Directive »
Each line below should be reproduced without any alteration.

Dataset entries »
## START
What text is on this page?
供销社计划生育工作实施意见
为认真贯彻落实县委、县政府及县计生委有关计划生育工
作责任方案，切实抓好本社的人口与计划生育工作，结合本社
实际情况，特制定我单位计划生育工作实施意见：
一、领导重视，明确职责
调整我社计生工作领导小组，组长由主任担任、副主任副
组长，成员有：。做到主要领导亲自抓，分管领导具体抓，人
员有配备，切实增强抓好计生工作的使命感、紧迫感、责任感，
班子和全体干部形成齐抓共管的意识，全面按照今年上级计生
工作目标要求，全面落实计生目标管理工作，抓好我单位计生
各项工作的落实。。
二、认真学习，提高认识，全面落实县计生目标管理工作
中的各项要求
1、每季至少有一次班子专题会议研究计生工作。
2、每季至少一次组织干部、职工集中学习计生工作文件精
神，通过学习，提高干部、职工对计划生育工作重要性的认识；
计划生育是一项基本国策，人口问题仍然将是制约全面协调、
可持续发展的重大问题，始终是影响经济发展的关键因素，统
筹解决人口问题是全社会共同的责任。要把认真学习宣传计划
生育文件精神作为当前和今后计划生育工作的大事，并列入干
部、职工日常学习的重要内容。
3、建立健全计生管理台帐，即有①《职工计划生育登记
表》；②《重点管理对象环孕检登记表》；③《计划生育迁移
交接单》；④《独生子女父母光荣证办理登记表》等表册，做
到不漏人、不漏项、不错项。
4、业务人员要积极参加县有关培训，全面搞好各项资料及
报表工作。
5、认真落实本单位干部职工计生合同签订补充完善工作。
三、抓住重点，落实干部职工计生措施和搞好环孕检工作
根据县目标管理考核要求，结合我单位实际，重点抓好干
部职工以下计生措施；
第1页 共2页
## END
Written answer »
What text is on this page?
供销社计划生育工作实施意见
为认真贯彻落实县委、县政府及县计生委有关计划生育工
作责任方案，切实抓好本社的人口与计划生育工作，结合本社
实际情况，特制定我单位计划生育工作实施意见：
一、领导重视，明确职责
调整我社计生工作领导小组，组长由主任担任、副主任副
组长，成员有：。做到主要领导亲自抓，分管领导具体抓，人
员有配备，切实增强抓好计生工作的使命感、紧迫感、责任感，
班子和全体干部形成齐抓共管的意识，全面按照今年上级计生
工作目标要求，全面落实计生目标管理工作，抓好我单位计生
各项工作的落实。。
二、认真学习，提高认识，全面落实县计生目标管理工作
中的各项要求
1、每季至少有一次班子专题会议研究计生工作。
2、每季至少一次组织干部、职工集中学习计生工作文件精
神，通过学习，提高干部、职工对计划生育工作重要性的认识；
计划生育是一项基本国策，人口问题仍然将是制约全面协调、
可持续发展的重大问题，始终是影响经济发展的关键因素，统
筹解决人口问题是全社会共同的责任。要把认真学习宣传计划
生育文件精神作为当前和今后计划生育工作的大事，并列入干
部、职工日常学习的重要内容。
3、建立健全计生管理台帐，即有①《职工计划生育登记
表》；②《重点管理对象环孕检登记表》；③《计划生育迁移
交接单》；④《独生子女父母光荣证办理登记表》等表册，做
到不漏人、不漏项、不错项。
4、业务人员要积极参加县有关培训，全面搞好各项资料及
报表工作。
5、认真落实本单位干部职工计生合同签订补充完善工作。
三、抓住重点，落实干部职工计生措施和搞好环孕检工作
根据县目标管理考核要求，结合我单位实际，重点抓好干
部职工以下计生措施；
第1页 共2页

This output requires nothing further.